- Short problem: Reproduce the listing below in full and without alteration, apart from its pictures.

— Start of Provided data —

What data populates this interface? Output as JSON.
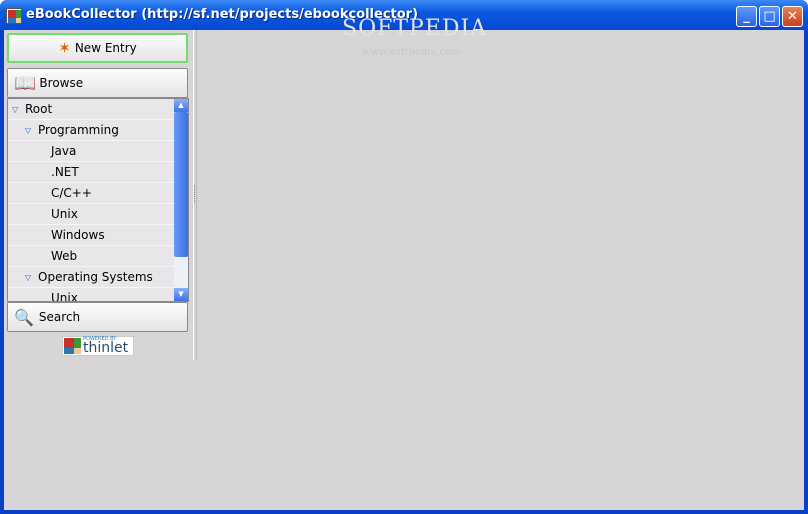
{
  "window": {
    "title": "eBookCollector (http://sf.net/projects/ebookcollector)",
    "minimize": "_",
    "maximize": "□",
    "close": "✕"
  },
  "toolbar": {
    "new_entry": "New Entry",
    "browse": "Browse",
    "search": "Search"
  },
  "tree": {
    "items": [
      {
        "label": "Root",
        "level": 0,
        "expanded": true
      },
      {
        "label": "Programming",
        "level": 1,
        "expanded": true
      },
      {
        "label": "Java",
        "level": 2
      },
      {
        "label": ".NET",
        "level": 2
      },
      {
        "label": "C/C++",
        "level": 2
      },
      {
        "label": "Unix",
        "level": 2
      },
      {
        "label": "Windows",
        "level": 2
      },
      {
        "label": "Web",
        "level": 2
      },
      {
        "label": "Operating Systems",
        "level": 1,
        "expanded": true
      },
      {
        "label": "Unix",
        "level": 2
      }
    ]
  },
  "logo": {
    "top": "POWERED BY",
    "name": "thinlet"
  },
  "watermark": {
    "brand": "SOFTPEDIA",
    "url": "www.softpedia.com"
  }
}
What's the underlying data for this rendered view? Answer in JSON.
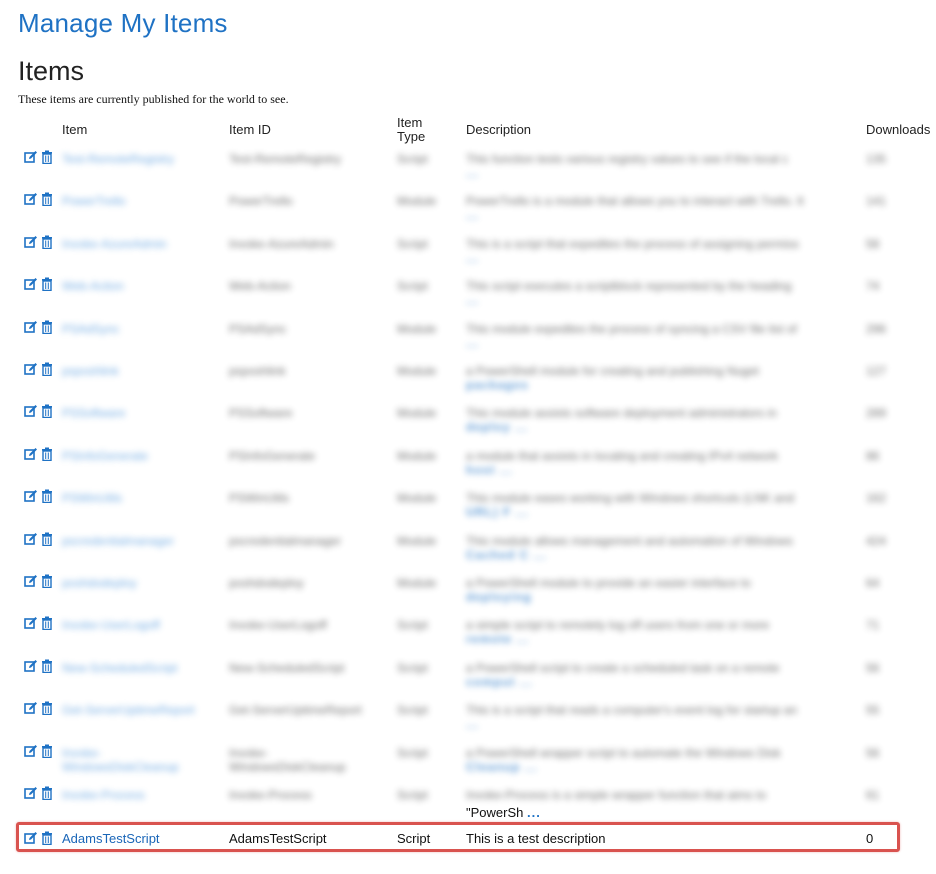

— End of Provided data —

- Result:
What data populates this interface? Output as JSON.
{
  "window": {
    "title": "eBookCollector (http://sf.net/projects/ebookcollector)",
    "minimize": "_",
    "maximize": "□",
    "close": "✕"
  },
  "toolbar": {
    "new_entry": "New Entry",
    "browse": "Browse",
    "search": "Search"
  },
  "tree": {
    "items": [
      {
        "label": "Root",
        "level": 0,
        "expanded": true
      },
      {
        "label": "Programming",
        "level": 1,
        "expanded": true
      },
      {
        "label": "Java",
        "level": 2
      },
      {
        "label": ".NET",
        "level": 2
      },
      {
        "label": "C/C++",
        "level": 2
      },
      {
        "label": "Unix",
        "level": 2
      },
      {
        "label": "Windows",
        "level": 2
      },
      {
        "label": "Web",
        "level": 2
      },
      {
        "label": "Operating Systems",
        "level": 1,
        "expanded": true
      },
      {
        "label": "Unix",
        "level": 2
      }
    ]
  },
  "logo": {
    "top": "POWERED BY",
    "name": "thinlet"
  },
  "watermark": {
    "brand": "SOFTPEDIA",
    "url": "www.softpedia.com"
  }
}
What's the underlying data for this rendered view? Answer in JSON.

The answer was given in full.